→ **Challenge**: In the material below, the lines containing the word "among" are required; copy each of them.

Stored items:
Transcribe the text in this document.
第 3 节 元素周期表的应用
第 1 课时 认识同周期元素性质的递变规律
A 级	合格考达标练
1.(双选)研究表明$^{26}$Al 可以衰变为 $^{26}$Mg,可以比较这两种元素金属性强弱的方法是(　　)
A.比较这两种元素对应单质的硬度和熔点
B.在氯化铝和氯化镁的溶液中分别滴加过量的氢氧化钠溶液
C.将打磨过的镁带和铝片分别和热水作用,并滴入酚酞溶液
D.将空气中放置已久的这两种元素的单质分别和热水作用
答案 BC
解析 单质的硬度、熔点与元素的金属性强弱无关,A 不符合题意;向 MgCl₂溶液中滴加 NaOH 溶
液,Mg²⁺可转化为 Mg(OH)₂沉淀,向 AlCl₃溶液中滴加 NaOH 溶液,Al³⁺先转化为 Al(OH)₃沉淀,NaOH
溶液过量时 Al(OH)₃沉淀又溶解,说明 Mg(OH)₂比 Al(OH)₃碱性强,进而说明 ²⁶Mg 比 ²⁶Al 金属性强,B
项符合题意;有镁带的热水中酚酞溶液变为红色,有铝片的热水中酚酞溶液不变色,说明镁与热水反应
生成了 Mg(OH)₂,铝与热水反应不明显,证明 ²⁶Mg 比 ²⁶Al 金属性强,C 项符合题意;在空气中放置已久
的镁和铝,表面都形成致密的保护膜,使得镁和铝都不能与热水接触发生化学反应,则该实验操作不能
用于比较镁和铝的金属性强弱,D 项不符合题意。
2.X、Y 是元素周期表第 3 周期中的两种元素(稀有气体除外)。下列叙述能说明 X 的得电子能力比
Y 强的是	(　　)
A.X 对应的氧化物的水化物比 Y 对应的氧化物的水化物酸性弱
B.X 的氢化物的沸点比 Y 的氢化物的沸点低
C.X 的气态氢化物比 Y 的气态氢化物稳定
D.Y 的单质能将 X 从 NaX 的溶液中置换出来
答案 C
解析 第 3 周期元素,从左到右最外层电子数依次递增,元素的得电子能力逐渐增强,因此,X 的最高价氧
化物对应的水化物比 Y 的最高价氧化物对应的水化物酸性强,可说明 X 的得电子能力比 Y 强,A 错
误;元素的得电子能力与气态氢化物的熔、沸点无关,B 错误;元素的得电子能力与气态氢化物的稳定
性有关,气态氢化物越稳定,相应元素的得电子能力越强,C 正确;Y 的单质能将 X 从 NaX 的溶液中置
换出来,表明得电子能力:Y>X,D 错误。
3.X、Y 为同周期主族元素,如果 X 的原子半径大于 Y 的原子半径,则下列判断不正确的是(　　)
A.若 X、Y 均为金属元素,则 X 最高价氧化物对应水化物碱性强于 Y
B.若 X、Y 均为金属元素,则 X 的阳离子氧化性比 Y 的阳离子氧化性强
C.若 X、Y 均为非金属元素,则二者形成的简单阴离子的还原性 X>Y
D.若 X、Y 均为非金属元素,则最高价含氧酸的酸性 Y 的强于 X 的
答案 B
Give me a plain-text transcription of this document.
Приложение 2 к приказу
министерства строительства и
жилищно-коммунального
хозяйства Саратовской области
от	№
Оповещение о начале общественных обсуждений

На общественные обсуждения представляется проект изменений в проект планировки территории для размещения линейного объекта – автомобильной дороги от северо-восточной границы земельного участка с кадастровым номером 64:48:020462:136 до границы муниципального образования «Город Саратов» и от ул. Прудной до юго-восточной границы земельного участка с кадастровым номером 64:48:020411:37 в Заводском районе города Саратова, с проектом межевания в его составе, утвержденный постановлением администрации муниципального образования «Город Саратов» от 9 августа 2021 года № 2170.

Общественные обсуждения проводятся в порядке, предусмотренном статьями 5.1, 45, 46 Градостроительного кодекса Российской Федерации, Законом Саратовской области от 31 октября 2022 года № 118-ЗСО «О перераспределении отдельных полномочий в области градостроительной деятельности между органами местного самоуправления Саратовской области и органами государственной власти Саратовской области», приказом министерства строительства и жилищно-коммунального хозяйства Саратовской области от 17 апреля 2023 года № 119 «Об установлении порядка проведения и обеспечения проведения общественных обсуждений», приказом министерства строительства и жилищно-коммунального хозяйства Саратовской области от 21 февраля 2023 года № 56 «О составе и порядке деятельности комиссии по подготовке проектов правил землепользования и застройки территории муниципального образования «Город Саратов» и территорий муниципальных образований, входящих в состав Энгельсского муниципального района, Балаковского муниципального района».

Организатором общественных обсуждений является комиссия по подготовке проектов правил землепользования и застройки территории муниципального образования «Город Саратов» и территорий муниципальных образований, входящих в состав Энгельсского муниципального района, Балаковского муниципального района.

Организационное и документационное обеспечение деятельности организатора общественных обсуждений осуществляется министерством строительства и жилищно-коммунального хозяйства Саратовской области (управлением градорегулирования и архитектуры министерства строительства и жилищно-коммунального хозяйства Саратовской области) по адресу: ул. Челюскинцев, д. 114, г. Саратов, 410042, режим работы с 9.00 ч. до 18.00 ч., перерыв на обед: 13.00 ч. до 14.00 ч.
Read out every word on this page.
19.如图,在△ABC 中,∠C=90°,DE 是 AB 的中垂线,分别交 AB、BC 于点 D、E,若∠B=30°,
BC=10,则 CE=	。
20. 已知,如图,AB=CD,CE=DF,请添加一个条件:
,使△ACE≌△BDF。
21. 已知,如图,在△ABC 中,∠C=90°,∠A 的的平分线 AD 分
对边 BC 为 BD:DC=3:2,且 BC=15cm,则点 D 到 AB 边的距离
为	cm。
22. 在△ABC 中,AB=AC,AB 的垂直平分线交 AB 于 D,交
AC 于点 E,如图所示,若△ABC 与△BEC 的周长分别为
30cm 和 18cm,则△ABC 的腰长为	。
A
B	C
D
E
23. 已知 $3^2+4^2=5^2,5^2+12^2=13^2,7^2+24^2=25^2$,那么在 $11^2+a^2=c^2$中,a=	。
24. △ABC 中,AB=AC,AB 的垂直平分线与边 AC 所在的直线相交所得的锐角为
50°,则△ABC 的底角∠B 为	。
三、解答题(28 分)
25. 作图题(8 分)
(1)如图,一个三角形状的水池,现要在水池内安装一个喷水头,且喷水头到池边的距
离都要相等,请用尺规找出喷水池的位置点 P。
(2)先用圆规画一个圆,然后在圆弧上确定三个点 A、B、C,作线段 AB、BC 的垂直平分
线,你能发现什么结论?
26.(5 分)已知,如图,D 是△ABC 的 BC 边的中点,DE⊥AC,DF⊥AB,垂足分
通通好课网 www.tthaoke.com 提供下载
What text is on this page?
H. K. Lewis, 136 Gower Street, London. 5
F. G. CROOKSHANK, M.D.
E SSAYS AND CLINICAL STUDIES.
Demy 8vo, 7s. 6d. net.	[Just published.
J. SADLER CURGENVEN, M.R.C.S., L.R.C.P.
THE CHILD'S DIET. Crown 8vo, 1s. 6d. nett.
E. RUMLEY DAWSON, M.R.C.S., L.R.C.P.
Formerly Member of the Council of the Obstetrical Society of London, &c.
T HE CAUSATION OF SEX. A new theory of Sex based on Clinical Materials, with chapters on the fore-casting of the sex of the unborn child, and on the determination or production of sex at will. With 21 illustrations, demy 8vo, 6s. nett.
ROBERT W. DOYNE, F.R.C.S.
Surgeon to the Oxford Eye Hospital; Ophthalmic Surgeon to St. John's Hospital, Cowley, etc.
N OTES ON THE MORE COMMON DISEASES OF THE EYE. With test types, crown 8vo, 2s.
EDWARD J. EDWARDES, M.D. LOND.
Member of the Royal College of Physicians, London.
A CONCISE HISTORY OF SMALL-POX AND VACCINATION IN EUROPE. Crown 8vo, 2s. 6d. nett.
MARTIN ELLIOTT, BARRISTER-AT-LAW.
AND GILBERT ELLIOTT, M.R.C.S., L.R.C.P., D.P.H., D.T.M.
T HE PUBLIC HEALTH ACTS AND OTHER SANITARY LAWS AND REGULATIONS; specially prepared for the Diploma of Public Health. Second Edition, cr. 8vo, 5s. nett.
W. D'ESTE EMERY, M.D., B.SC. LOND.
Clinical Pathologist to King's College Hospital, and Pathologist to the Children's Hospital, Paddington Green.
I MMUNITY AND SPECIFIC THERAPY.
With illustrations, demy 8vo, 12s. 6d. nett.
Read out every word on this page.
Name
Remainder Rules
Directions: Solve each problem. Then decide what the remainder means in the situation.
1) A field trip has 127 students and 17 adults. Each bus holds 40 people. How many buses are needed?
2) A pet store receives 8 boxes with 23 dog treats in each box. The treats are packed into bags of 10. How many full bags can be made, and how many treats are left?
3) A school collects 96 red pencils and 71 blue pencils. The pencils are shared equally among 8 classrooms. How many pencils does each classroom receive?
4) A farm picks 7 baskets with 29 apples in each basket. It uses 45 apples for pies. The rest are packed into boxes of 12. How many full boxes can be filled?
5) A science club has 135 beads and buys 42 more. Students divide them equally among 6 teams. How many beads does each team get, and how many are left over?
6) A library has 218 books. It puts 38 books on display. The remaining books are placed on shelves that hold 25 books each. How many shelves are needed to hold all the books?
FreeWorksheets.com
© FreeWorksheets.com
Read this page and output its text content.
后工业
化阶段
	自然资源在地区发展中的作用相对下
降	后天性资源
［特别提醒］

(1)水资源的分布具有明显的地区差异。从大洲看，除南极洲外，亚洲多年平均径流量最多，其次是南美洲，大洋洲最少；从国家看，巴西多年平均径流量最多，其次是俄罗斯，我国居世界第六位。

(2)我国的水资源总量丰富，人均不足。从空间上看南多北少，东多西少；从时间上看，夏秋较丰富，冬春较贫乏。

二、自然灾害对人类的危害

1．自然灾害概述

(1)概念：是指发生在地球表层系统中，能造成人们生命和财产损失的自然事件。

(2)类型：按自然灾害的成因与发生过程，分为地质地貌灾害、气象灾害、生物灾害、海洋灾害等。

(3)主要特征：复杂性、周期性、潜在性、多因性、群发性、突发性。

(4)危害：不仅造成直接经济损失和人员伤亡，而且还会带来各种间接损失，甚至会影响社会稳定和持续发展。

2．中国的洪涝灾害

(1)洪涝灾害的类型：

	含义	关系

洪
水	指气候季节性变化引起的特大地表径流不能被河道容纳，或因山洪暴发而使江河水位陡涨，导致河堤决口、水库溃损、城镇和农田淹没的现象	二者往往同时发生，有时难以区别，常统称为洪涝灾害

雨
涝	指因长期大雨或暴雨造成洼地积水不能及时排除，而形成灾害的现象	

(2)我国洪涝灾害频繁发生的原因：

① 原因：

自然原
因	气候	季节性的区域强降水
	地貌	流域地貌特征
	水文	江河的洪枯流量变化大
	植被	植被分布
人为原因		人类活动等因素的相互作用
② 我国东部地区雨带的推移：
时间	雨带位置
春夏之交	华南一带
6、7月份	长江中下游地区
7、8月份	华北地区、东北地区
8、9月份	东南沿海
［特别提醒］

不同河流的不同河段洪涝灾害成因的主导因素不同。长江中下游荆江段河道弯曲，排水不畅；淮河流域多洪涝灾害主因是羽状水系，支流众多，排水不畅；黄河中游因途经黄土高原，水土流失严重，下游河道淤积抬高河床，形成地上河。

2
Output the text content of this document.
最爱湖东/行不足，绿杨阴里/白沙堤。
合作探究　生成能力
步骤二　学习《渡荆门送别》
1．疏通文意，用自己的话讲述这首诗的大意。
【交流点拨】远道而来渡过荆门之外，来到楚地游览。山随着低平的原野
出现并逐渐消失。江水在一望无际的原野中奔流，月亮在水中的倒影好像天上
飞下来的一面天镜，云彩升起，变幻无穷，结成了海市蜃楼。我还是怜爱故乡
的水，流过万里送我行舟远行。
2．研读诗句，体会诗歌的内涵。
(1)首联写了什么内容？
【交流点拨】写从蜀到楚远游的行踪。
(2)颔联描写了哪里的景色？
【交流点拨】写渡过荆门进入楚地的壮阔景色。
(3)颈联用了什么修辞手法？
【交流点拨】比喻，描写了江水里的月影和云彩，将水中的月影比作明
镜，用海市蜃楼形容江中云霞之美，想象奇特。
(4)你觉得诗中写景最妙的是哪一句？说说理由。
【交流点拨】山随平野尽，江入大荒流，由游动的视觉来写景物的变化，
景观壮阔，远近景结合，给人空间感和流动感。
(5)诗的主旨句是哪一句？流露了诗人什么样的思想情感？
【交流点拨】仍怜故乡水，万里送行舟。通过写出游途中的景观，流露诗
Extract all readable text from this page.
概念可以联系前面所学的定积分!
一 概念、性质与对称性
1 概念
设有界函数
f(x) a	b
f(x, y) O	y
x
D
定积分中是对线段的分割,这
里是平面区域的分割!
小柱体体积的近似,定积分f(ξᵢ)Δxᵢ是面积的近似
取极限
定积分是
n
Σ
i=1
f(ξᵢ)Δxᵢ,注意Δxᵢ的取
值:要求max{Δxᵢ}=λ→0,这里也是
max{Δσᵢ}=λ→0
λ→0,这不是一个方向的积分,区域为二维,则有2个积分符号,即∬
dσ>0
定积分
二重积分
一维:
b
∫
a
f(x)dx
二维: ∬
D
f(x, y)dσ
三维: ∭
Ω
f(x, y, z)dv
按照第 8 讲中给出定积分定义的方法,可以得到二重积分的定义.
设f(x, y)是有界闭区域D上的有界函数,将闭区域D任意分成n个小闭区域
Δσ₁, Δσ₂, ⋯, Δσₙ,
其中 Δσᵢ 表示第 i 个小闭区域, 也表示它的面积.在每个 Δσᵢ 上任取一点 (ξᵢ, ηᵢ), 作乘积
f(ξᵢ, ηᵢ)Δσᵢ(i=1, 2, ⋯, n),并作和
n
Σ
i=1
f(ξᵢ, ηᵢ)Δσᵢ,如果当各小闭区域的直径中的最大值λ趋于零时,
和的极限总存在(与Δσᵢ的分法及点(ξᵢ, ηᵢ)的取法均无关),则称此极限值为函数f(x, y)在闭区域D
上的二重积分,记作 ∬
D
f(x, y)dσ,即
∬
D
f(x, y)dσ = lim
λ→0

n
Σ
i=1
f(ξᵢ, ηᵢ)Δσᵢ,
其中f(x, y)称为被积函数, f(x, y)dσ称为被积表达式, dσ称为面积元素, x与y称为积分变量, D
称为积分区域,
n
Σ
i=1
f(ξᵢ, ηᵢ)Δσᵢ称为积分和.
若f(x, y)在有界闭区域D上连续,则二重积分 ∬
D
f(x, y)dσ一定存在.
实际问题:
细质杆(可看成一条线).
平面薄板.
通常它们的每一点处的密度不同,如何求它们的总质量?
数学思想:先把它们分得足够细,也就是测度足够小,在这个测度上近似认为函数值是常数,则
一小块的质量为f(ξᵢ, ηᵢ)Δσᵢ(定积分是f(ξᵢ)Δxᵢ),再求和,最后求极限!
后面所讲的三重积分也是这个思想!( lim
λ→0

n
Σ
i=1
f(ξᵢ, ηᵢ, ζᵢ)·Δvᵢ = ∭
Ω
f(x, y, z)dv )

→ **Written reply**:
3) A school collects 96 red pencils and 71 blue pencils. The pencils are shared equally among 8 classrooms. How many pencils does each classroom receive?
5) A science club has 135 beads and buys 42 more. Students divide them equally among 6 teams. How many beads does each team get, and how many are left over?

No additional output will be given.